What the exercise asks: The data below needs to be returned exactly, line for line.
====
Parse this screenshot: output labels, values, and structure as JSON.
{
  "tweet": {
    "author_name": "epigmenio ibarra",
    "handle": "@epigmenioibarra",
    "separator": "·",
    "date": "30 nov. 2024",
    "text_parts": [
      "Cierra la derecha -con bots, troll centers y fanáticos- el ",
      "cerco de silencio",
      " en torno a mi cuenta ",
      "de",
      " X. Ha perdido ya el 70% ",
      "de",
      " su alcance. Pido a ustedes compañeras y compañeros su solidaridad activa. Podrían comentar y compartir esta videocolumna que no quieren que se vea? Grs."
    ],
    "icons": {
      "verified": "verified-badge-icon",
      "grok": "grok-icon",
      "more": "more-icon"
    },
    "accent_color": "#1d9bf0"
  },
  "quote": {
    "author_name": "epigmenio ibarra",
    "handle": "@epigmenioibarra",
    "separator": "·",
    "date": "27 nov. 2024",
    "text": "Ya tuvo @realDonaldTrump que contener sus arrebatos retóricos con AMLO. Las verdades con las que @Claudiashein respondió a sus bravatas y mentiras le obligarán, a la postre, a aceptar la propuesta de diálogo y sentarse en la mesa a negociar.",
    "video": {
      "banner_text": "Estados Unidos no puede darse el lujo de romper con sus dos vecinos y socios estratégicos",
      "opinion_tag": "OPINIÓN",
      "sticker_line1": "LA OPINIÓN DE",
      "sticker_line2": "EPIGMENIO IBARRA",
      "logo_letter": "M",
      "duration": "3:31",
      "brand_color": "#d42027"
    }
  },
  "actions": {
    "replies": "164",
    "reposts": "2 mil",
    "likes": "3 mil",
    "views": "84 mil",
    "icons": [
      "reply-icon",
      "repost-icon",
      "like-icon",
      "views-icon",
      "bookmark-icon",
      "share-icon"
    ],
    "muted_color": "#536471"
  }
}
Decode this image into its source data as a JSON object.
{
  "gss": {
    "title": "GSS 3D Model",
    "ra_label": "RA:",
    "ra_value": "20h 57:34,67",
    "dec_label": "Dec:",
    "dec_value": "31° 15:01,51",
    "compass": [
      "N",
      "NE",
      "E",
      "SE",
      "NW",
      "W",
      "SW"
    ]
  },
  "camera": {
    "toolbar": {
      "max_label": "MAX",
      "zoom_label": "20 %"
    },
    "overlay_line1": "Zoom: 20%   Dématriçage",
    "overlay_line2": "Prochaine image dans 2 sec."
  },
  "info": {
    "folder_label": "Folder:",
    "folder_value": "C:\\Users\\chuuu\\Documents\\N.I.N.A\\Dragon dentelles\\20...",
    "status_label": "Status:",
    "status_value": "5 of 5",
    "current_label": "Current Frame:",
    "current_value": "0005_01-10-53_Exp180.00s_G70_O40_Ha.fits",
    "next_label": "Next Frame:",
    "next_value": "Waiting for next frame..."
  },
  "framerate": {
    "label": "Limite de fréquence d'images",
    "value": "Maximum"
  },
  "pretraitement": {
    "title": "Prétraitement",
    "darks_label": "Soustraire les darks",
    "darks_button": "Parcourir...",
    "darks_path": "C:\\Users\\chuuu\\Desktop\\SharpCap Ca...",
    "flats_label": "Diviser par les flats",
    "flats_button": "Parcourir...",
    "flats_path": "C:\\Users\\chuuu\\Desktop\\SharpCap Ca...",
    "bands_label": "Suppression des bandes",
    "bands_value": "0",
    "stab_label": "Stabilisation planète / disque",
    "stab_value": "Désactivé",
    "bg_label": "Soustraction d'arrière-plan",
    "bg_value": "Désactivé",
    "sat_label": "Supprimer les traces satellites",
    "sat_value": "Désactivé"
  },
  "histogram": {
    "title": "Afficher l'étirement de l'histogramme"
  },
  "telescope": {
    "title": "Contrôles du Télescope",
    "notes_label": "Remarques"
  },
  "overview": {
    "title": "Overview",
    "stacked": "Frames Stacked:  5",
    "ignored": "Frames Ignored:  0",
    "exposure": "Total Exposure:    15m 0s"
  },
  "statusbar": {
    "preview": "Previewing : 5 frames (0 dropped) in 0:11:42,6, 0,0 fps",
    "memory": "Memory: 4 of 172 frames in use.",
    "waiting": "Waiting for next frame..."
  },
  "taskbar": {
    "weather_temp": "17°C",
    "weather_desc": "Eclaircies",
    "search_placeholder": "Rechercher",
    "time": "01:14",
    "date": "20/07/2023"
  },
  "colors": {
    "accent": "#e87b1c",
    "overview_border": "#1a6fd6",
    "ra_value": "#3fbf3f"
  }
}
====
Task result:
Parse this screenshot: output labels, values, and structure as JSON.
{
  "tweet": {
    "author_name": "epigmenio ibarra",
    "handle": "@epigmenioibarra",
    "separator": "·",
    "date": "30 nov. 2024",
    "text_parts": [
      "Cierra la derecha -con bots, troll centers y fanáticos- el ",
      "cerco de silencio",
      " en torno a mi cuenta ",
      "de",
      " X. Ha perdido ya el 70% ",
      "de",
      " su alcance. Pido a ustedes compañeras y compañeros su solidaridad activa. Podrían comentar y compartir esta videocolumna que no quieren que se vea? Grs."
    ],
    "icons": {
      "verified": "verified-badge-icon",
      "grok": "grok-icon",
      "more": "more-icon"
    },
    "accent_color": "#1d9bf0"
  },
  "quote": {
    "author_name": "epigmenio ibarra",
    "handle": "@epigmenioibarra",
    "separator": "·",
    "date": "27 nov. 2024",
    "text": "Ya tuvo @realDonaldTrump que contener sus arrebatos retóricos con AMLO. Las verdades con las que @Claudiashein respondió a sus bravatas y mentiras le obligarán, a la postre, a aceptar la propuesta de diálogo y sentarse en la mesa a negociar.",
    "video": {
      "banner_text": "Estados Unidos no puede darse el lujo de romper con sus dos vecinos y socios estratégicos",
      "opinion_tag": "OPINIÓN",
      "sticker_line1": "LA OPINIÓN DE",
      "sticker_line2": "EPIGMENIO IBARRA",
      "logo_letter": "M",
      "duration": "3:31",
      "brand_color": "#d42027"
    }
  },
  "actions": {
    "replies": "164",
    "reposts": "2 mil",
    "likes": "3 mil",
    "views": "84 mil",
    "icons": [
      "reply-icon",
      "repost-icon",
      "like-icon",
      "views-icon",
      "bookmark-icon",
      "share-icon"
    ],
    "muted_color": "#536471"
  }
}
Decode this image into its source data as a JSON object.
{
  "gss": {
    "title": "GSS 3D Model",
    "ra_label": "RA:",
    "ra_value": "20h 57:34,67",
    "dec_label": "Dec:",
    "dec_value": "31° 15:01,51",
    "compass": [
      "N",
      "NE",
      "E",
      "SE",
      "NW",
      "W",
      "SW"
    ]
  },
  "camera": {
    "toolbar": {
      "max_label": "MAX",
      "zoom_label": "20 %"
    },
    "overlay_line1": "Zoom: 20%   Dématriçage",
    "overlay_line2": "Prochaine image dans 2 sec."
  },
  "info": {
    "folder_label": "Folder:",
    "folder_value": "C:\\Users\\chuuu\\Documents\\N.I.N.A\\Dragon dentelles\\20...",
    "status_label": "Status:",
    "status_value": "5 of 5",
    "current_label": "Current Frame:",
    "current_value": "0005_01-10-53_Exp180.00s_G70_O40_Ha.fits",
    "next_label": "Next Frame:",
    "next_value": "Waiting for next frame..."
  },
  "framerate": {
    "label": "Limite de fréquence d'images",
    "value": "Maximum"
  },
  "pretraitement": {
    "title": "Prétraitement",
    "darks_label": "Soustraire les darks",
    "darks_button": "Parcourir...",
    "darks_path": "C:\\Users\\chuuu\\Desktop\\SharpCap Ca...",
    "flats_label": "Diviser par les flats",
    "flats_button": "Parcourir...",
    "flats_path": "C:\\Users\\chuuu\\Desktop\\SharpCap Ca...",
    "bands_label": "Suppression des bandes",
    "bands_value": "0",
    "stab_label": "Stabilisation planète / disque",
    "stab_value": "Désactivé",
    "bg_label": "Soustraction d'arrière-plan",
    "bg_value": "Désactivé",
    "sat_label": "Supprimer les traces satellites",
    "sat_value": "Désactivé"
  },
  "histogram": {
    "title": "Afficher l'étirement de l'histogramme"
  },
  "telescope": {
    "title": "Contrôles du Télescope",
    "notes_label": "Remarques"
  },
  "overview": {
    "title": "Overview",
    "stacked": "Frames Stacked:  5",
    "ignored": "Frames Ignored:  0",
    "exposure": "Total Exposure:    15m 0s"
  },
  "statusbar": {
    "preview": "Previewing : 5 frames (0 dropped) in 0:11:42,6, 0,0 fps",
    "memory": "Memory: 4 of 172 frames in use.",
    "waiting": "Waiting for next frame..."
  },
  "taskbar": {
    "weather_temp": "17°C",
    "weather_desc": "Eclaircies",
    "search_placeholder": "Rechercher",
    "time": "01:14",
    "date": "20/07/2023"
  },
  "colors": {
    "accent": "#e87b1c",
    "overview_border": "#1a6fd6",
    "ra_value": "#3fbf3f"
  }
}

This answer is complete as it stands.